Required task:
In the entries below, count the lines holding "Rinse". Reply with the number only.

--- Start of Dataset entries ---

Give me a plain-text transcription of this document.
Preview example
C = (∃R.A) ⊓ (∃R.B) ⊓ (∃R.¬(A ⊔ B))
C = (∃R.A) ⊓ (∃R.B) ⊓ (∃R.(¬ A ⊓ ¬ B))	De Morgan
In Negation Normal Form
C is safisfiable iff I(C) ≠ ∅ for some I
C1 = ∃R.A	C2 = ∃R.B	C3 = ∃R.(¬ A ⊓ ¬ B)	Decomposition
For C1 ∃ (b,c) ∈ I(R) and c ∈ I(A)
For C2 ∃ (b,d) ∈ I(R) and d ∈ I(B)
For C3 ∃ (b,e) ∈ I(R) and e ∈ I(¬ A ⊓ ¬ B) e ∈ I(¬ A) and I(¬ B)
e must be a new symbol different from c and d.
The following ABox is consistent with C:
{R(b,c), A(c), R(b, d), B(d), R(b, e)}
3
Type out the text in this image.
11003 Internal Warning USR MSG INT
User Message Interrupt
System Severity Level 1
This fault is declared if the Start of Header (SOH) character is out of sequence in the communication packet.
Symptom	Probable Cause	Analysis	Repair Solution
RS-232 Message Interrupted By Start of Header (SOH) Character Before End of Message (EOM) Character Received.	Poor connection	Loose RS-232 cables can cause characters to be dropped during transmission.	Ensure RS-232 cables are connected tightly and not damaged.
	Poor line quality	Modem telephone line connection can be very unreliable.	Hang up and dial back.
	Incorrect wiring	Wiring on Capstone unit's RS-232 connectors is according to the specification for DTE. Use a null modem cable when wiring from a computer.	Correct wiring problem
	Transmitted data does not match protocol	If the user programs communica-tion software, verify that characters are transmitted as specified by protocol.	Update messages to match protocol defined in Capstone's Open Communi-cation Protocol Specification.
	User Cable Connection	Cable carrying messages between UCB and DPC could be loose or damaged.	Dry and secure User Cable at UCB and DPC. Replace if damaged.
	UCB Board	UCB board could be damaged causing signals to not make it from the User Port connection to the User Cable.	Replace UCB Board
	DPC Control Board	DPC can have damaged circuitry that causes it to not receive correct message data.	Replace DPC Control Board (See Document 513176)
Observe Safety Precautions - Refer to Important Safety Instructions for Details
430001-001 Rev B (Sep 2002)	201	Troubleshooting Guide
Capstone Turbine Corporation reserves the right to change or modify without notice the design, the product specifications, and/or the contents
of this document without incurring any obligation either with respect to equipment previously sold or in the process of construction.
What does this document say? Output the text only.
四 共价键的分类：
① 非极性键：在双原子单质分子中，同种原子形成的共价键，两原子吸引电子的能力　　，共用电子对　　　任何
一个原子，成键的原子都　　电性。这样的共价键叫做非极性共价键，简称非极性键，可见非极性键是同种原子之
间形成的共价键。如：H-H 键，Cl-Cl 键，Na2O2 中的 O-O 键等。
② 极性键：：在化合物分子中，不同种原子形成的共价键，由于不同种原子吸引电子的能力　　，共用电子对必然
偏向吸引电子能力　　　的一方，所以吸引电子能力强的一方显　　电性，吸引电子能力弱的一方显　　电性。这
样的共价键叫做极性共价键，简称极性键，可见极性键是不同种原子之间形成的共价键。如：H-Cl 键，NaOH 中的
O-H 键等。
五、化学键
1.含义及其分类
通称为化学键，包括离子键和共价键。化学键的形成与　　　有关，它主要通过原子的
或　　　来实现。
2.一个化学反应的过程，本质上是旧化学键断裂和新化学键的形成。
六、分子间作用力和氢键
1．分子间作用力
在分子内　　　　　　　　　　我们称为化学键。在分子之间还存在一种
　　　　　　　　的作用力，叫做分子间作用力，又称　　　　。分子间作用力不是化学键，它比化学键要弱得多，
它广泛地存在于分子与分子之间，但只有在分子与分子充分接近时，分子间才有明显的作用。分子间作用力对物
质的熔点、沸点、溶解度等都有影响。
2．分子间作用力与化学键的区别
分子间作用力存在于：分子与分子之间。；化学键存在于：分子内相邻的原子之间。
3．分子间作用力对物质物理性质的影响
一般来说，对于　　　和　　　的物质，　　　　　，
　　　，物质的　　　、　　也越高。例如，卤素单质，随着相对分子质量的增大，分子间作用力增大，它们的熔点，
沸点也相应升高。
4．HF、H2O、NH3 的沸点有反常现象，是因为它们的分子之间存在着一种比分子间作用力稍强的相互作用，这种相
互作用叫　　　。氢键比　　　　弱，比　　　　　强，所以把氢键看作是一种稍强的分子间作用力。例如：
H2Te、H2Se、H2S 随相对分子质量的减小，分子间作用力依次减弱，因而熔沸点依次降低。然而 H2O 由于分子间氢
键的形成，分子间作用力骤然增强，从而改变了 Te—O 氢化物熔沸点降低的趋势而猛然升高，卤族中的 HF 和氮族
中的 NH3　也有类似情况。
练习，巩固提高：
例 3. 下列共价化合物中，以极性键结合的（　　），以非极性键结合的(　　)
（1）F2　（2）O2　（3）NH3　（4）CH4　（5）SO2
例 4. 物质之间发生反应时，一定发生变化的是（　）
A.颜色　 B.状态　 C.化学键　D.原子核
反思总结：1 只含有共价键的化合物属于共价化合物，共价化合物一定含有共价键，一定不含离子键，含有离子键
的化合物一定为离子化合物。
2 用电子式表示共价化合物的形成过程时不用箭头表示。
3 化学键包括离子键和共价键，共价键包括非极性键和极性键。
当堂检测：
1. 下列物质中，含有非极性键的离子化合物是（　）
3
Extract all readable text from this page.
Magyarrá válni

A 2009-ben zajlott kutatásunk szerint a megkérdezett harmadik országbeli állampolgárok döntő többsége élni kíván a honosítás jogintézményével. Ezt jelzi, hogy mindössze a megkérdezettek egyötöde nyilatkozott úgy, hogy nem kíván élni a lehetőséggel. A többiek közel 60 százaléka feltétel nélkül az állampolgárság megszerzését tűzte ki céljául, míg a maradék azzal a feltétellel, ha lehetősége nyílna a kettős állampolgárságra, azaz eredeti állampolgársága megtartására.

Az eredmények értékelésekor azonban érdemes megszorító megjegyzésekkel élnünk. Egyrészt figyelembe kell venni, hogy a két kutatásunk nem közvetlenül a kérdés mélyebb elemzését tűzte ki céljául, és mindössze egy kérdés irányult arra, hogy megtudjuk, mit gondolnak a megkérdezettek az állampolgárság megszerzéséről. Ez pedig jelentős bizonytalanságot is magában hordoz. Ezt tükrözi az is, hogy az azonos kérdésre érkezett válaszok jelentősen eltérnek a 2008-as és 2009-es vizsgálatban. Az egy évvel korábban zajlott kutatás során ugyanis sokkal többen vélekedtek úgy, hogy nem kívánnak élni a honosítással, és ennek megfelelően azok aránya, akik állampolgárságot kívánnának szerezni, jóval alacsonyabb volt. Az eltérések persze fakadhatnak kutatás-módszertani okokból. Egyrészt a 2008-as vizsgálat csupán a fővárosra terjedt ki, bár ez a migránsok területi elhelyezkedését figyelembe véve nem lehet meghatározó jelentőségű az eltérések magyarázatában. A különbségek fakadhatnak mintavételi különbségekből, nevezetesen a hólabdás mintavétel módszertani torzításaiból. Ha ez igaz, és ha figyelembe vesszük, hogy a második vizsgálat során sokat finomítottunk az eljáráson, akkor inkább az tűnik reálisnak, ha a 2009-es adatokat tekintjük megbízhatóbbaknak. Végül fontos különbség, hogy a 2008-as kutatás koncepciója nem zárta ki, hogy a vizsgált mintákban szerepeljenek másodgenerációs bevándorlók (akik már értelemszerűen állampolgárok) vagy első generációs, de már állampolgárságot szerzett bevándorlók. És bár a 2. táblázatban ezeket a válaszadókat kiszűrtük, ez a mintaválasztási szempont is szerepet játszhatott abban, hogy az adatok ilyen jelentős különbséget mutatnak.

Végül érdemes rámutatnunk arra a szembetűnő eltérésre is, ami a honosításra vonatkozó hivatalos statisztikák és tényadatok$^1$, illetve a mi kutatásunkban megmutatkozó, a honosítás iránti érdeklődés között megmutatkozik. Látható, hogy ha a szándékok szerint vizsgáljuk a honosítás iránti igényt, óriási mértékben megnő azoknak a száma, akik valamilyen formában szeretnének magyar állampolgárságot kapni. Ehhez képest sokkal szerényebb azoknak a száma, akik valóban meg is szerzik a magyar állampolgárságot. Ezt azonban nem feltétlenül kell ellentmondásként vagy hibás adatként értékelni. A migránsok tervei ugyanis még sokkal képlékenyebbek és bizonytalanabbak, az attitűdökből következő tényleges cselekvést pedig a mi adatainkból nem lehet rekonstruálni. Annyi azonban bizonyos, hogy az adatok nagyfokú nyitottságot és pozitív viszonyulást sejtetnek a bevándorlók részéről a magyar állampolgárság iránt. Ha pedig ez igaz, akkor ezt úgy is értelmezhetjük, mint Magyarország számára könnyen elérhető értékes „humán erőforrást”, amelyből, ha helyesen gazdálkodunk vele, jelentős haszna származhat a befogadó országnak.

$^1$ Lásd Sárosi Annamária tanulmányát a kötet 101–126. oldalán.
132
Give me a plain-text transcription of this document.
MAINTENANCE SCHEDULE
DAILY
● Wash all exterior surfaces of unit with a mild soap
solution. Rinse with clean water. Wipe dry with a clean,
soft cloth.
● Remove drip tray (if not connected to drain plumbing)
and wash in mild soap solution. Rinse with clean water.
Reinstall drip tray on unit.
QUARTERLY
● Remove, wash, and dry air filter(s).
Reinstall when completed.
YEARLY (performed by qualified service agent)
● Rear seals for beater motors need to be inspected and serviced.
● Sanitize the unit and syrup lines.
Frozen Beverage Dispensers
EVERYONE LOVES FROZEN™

--- End of Dataset entries ---

Result of this exercise:
2